### Given task A
From the command line shown in the passage on profiling with Instruments and Flamegraph, list every file name that appears.

### Passage given
________________
Jake taught me about adding the annotation #[inline(never)] before the outer function, which will tell the compiler to not inline it so that I could see the profiling for it.

Instruments

Instruments is a part of XCode. You’ve already downloaded 2 gigs of XCode, right?

Open XCode. Don’t pick anything on the splash screen.
From the XCode menu, choose “Open Developer Tool” -> “Instruments”.
Choose a blank profiling template. (Or try others! I haven’t explored all the options yet)
Click the “+” button in the upper right. Choose “Time Profiler” and drag it to the section in the upper left.
In the upper left, after your computer name (yes, my computer’s name is the tableflip emoji), click on where it says “All processes” and click on “Choose Target” in order to choose just your executable instead of all processes. For some reason, populating the list of executables to choose from takes a long time, so don’t be alarmed.
If needed, you can type environment variables and arguments into the “Choose Target” window. Here’s an example where I added some arguments:
By default, the Time Profiler takes a sample every 1 ms. Because I was using a toy example, I found that I wasn’t getting interesting results because my code wasn’t being sampled very often, so I changed the sample interval from 1 ms to 40 microseconds in the lower right.
Click the record button in the upper left and wait for it to run your code. You may need to give administrator privileges to Instruments. You’ll know it’s done when the button changes back to a record button after being a stop button.
You do get a little bit of a graph across the top– From the View menu, choosing “Snap Track to Fit” makes it a little easier to see. It still doesn’t show very specific information though.

Flamegraph

Flamegraph is an awesome collection of perl scripts that can take the output of a few different profiling tools and produce a lovely SVG.

To get the data out of Instruments for Flamegraph to use, I followed these instructions which say to:
- Expand all the nodes in the call tree: Option-click on all the roots to toggle them open
- From the Instrument menu, choose “Export track” and save the CSV.

Download the FlameGraph code and run:

$ ./stackcollapse-instruments.pl export.csv | ./flamegraph.pl > pretty-graph.svg

Open the resulting svg in your browser. You now have a pretty graph!!

Here’s an SVG I made from the toy code in this repo.

Happy profiling!!!
________________
### Records to use
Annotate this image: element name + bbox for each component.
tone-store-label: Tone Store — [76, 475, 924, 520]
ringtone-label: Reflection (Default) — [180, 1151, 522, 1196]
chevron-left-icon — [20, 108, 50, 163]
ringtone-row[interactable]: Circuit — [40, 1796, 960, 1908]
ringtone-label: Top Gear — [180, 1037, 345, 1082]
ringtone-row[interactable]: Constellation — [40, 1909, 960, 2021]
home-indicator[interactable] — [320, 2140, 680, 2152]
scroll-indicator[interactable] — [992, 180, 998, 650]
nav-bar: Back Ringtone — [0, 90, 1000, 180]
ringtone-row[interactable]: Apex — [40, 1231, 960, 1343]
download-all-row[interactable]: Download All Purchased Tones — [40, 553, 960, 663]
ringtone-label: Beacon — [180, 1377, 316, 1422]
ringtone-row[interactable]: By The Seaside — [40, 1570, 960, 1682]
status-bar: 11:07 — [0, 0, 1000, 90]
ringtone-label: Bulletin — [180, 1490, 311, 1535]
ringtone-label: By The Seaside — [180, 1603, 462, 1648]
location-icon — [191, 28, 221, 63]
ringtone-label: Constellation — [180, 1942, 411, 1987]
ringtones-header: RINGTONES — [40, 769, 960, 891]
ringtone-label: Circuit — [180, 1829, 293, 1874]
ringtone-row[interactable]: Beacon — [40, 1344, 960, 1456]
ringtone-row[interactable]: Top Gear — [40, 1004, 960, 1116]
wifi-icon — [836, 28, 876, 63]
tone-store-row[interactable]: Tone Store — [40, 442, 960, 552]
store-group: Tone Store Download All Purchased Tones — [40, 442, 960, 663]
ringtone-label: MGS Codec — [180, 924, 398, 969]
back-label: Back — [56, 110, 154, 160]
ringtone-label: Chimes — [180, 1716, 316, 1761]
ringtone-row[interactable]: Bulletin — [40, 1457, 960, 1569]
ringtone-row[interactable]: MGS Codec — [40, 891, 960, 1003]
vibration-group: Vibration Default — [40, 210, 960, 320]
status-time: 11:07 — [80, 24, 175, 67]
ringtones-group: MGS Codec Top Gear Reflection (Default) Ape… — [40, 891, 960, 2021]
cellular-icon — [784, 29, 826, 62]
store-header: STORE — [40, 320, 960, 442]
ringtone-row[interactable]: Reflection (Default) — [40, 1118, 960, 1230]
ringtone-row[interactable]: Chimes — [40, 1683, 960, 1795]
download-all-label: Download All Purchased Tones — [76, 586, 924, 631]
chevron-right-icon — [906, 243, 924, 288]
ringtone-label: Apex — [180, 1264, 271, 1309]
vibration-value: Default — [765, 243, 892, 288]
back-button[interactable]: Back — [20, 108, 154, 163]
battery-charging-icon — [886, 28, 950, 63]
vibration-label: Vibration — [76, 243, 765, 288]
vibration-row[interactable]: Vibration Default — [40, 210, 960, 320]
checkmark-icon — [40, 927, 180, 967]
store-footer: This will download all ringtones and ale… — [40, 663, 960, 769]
________________
### Given task B
Output the entries verbatim, from their first line up to and including the line that contains "chevron-left-icon — [20, 108, 50, 163]".

### Complete response A
- stackcollapse-instruments.pl
- export.csv
- flamegraph.pl
- pretty-graph.svg

### Complete response B
Annotate this image: element name + bbox for each component.
tone-store-label: Tone Store — [76, 475, 924, 520]
ringtone-label: Reflection (Default) — [180, 1151, 522, 1196]
chevron-left-icon — [20, 108, 50, 163]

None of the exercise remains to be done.